### WHAT TO DO
Scan the listing below and copy every line holding "instead".

### EXERCISE DATA
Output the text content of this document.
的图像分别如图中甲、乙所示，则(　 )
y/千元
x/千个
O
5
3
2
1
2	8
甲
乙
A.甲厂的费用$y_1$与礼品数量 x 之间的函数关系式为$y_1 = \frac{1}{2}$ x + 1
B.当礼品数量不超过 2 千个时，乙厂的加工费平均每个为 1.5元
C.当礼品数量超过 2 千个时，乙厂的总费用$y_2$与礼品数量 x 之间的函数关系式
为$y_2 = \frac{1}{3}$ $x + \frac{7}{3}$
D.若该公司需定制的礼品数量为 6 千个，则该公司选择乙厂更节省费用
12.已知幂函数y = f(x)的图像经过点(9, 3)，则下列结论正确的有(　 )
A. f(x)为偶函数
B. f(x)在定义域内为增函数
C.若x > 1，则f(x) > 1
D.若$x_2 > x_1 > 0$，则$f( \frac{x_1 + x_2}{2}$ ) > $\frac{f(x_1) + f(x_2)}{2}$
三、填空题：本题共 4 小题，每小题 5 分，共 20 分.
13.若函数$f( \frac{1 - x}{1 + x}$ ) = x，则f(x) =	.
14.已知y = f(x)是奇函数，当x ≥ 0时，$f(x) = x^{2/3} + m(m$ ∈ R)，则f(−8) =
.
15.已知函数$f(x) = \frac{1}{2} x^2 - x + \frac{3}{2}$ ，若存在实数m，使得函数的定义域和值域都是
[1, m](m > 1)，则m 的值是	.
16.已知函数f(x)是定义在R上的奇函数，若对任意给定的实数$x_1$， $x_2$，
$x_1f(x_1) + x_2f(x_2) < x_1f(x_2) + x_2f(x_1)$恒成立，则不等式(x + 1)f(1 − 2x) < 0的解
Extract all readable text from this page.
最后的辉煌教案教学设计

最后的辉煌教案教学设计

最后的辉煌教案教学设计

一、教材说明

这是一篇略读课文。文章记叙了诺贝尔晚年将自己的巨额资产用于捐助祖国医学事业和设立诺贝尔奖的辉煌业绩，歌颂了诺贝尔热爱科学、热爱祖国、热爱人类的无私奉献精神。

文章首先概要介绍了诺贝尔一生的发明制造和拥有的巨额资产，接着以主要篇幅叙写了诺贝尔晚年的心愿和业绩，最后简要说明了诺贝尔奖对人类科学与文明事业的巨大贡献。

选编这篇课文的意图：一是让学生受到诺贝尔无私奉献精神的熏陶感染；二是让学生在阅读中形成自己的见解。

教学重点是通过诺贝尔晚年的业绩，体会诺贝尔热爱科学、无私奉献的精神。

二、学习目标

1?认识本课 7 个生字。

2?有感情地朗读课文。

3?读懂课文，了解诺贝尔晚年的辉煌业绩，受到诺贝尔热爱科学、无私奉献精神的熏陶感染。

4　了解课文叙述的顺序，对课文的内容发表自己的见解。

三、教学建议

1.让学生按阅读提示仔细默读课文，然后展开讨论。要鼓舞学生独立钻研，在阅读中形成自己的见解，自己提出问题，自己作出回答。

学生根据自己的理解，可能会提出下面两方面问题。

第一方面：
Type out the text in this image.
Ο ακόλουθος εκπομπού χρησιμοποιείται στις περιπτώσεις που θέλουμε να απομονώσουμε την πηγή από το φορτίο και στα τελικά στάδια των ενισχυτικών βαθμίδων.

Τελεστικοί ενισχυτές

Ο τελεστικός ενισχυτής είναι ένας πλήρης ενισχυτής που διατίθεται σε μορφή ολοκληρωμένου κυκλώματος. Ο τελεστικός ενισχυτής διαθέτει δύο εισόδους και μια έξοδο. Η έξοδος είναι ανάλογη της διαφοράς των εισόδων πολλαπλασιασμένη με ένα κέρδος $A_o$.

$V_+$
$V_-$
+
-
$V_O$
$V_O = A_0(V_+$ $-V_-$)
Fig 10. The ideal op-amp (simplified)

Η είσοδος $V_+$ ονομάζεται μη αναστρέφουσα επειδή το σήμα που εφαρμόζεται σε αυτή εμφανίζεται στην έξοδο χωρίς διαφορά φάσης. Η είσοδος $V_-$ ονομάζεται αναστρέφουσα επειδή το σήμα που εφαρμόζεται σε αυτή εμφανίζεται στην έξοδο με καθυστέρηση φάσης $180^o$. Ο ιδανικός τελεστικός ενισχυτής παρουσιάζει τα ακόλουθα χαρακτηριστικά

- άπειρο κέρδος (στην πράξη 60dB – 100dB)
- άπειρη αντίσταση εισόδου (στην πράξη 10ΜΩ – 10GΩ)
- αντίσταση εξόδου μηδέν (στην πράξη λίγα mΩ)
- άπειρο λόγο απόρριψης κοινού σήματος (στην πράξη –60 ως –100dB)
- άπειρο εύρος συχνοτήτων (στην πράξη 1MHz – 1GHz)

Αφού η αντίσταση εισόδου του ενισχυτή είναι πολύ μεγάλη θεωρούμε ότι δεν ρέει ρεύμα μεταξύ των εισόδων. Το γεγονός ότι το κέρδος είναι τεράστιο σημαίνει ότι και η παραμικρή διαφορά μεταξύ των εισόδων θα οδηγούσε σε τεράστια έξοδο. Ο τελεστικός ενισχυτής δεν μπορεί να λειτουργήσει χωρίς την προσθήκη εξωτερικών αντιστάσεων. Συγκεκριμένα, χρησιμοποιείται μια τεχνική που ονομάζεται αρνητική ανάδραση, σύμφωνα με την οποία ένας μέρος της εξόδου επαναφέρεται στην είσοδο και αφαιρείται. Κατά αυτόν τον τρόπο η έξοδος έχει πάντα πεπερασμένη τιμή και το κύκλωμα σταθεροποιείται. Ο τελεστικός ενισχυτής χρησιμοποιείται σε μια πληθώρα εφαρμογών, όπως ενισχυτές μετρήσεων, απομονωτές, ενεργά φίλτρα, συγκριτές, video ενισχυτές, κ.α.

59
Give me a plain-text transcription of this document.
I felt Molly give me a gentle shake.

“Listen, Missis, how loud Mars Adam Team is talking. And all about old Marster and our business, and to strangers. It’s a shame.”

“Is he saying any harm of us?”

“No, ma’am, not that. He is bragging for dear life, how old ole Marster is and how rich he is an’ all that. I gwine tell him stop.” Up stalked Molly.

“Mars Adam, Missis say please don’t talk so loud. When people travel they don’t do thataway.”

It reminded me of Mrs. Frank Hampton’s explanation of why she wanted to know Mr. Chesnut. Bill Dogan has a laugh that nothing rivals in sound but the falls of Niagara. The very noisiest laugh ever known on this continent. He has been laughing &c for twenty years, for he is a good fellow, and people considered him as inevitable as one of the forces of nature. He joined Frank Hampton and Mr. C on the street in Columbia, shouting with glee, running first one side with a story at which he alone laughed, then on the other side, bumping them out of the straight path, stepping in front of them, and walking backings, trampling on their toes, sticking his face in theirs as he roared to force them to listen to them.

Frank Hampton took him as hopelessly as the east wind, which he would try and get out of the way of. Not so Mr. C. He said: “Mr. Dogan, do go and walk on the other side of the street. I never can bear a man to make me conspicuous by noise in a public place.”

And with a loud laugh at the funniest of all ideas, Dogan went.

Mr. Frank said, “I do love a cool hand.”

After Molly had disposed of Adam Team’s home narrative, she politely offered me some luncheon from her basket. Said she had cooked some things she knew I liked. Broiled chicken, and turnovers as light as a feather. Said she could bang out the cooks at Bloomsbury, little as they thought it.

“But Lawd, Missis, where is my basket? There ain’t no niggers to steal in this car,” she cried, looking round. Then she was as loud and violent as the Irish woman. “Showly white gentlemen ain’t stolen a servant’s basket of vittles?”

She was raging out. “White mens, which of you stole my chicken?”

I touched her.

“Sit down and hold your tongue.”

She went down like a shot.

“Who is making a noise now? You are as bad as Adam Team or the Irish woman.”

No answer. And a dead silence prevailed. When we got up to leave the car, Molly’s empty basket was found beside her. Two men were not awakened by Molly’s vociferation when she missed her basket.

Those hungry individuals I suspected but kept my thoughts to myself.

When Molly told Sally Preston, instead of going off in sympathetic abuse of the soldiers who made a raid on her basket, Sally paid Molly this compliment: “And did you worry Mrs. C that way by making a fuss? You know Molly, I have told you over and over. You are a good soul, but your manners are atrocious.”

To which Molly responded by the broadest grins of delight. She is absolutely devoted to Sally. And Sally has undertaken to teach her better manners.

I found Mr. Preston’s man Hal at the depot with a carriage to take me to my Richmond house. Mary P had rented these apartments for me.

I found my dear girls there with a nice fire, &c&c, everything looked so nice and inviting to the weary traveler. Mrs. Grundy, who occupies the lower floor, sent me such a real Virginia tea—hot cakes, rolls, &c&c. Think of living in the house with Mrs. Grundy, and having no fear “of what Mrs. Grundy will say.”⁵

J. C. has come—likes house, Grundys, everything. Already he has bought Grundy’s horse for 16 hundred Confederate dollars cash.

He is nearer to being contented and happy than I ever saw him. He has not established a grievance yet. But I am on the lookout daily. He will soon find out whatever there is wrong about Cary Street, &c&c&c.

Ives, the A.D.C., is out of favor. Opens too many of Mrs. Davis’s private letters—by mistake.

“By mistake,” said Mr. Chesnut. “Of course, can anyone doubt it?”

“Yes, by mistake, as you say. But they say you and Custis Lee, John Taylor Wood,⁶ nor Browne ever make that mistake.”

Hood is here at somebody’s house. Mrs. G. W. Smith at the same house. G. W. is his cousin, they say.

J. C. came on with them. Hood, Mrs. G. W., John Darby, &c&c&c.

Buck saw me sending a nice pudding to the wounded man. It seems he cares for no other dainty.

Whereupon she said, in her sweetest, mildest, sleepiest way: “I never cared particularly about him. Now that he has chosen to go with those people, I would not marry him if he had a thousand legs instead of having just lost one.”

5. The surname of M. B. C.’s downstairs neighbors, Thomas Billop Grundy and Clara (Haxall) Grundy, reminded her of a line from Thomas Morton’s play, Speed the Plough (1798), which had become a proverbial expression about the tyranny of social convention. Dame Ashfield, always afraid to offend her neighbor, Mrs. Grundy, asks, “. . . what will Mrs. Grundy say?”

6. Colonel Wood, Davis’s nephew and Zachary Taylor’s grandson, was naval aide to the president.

### THE REPLY
When Molly told Sally Preston, instead of going off in sympathetic abuse of the soldiers who made a raid on her basket, Sally paid Molly this compliment: “And did you worry Mrs. C that way by making a fuss? You know Molly, I have told you over and over. You are a good soul, but your manners are atrocious.”
Whereupon she said, in her sweetest, mildest, sleepiest way: “I never cared particularly about him. Now that he has chosen to go with those people, I would not marry him if he had a thousand legs instead of having just lost one.”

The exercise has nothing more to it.